WHAT TO DO: Filter the entries below, keeping only lines with the word "VOLONTARIATO".

··········

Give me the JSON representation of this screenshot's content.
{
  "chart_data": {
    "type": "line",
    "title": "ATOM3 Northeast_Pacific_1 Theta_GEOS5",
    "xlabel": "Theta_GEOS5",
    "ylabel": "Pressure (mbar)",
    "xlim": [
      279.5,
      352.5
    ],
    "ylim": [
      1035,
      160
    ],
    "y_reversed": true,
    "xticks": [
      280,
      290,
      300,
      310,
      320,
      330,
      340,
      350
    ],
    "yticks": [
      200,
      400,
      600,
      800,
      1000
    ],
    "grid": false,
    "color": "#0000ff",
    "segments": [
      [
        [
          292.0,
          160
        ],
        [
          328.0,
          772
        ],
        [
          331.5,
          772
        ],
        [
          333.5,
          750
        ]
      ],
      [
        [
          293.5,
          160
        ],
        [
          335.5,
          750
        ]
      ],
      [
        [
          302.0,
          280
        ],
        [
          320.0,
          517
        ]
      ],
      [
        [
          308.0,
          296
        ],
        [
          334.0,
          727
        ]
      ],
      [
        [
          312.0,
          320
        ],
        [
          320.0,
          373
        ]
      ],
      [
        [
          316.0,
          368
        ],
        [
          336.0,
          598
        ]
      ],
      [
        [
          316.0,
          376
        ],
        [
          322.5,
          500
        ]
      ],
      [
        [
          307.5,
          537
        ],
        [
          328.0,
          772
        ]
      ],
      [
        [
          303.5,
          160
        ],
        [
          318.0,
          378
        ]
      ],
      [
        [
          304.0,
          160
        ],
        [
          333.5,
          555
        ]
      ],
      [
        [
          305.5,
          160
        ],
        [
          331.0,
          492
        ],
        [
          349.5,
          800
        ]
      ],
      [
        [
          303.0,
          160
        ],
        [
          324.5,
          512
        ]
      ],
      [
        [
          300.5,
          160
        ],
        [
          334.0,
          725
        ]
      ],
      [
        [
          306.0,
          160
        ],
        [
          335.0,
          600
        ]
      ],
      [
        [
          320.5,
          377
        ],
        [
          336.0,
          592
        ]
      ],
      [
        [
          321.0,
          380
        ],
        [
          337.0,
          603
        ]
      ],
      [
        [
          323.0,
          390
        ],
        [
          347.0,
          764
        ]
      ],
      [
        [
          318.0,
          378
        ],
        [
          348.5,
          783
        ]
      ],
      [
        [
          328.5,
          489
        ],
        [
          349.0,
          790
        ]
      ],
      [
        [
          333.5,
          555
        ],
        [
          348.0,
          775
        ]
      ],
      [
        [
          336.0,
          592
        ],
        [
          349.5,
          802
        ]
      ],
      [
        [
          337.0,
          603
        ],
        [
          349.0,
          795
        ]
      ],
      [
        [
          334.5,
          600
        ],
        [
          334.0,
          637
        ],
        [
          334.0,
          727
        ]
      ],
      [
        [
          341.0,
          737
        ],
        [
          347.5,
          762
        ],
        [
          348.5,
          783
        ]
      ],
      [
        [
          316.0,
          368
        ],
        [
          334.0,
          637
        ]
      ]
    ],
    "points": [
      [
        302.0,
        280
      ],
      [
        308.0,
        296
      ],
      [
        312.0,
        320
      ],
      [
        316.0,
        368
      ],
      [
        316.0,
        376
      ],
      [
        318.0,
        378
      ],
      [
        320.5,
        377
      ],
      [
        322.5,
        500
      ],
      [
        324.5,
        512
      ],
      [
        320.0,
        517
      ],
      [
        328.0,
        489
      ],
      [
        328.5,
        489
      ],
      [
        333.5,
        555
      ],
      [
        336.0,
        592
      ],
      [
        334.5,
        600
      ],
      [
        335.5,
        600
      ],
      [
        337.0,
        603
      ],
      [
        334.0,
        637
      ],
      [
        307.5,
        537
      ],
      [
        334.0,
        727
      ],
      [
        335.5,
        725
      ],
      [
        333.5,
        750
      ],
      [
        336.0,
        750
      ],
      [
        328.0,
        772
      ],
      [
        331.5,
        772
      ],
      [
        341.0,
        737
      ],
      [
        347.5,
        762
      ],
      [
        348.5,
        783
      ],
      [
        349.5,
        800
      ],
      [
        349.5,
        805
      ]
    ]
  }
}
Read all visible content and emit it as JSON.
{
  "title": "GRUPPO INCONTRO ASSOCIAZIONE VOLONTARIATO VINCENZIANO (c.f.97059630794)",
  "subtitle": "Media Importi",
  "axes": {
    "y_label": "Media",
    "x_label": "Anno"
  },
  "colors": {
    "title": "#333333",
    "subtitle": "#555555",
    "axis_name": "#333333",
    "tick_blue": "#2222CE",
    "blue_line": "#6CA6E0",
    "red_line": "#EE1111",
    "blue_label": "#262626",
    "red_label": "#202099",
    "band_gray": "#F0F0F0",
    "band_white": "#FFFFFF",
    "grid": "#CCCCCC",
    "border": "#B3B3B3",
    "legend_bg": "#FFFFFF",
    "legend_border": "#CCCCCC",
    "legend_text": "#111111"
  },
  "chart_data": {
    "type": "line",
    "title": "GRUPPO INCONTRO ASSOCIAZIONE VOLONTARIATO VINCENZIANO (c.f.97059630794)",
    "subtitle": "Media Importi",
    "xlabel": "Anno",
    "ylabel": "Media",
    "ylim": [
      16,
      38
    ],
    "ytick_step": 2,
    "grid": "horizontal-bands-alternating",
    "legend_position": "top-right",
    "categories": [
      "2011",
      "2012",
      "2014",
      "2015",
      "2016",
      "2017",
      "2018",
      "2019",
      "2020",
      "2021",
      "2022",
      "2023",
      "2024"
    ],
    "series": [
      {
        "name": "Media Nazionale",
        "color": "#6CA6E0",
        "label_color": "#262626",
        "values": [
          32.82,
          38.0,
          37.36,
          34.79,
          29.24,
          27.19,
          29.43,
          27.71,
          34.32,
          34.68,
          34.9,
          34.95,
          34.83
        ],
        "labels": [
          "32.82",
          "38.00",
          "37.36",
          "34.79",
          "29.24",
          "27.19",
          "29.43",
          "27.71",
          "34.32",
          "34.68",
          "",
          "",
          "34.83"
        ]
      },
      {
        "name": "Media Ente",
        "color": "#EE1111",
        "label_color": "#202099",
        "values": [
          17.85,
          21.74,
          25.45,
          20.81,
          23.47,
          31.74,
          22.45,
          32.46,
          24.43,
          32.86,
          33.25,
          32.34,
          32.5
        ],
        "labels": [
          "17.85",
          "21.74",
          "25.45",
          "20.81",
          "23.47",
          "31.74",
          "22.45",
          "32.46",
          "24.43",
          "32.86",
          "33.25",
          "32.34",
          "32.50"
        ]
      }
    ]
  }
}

··········

ANSWER TO THE TASK:
  "title": "GRUPPO INCONTRO ASSOCIAZIONE VOLONTARIATO VINCENZIANO (c.f.97059630794)",
    "title": "GRUPPO INCONTRO ASSOCIAZIONE VOLONTARIATO VINCENZIANO (c.f.97059630794)",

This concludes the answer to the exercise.